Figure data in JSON

◆ ◆ ◆

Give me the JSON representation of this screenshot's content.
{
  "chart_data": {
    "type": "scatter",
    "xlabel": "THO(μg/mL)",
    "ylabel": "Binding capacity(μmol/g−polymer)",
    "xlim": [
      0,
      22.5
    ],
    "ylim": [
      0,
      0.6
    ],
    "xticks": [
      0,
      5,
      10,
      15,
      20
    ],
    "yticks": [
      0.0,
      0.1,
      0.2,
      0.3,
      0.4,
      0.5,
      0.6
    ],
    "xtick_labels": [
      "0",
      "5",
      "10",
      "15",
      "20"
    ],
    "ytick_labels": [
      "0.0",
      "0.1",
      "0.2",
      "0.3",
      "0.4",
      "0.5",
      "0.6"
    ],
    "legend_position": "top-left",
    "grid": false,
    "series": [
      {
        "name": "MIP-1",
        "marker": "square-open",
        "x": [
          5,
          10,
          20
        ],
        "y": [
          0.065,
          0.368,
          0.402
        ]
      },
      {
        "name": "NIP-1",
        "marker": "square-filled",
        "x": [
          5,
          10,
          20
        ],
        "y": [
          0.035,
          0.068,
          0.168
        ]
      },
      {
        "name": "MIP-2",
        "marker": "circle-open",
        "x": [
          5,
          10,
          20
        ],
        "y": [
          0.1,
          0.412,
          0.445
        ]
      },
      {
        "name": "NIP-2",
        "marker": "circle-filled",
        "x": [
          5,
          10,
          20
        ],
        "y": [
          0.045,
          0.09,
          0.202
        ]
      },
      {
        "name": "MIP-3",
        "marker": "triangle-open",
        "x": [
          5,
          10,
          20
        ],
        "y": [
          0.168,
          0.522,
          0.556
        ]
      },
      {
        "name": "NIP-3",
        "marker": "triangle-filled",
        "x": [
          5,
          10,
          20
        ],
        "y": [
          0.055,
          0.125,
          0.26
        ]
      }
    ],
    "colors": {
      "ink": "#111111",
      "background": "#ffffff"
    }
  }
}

◆ ◆ ◆

Prompt
From the listing above, pick out each line where the word "triangle" appears.

Solution to this exercise
        "marker": "triangle-open",
        "marker": "triangle-filled",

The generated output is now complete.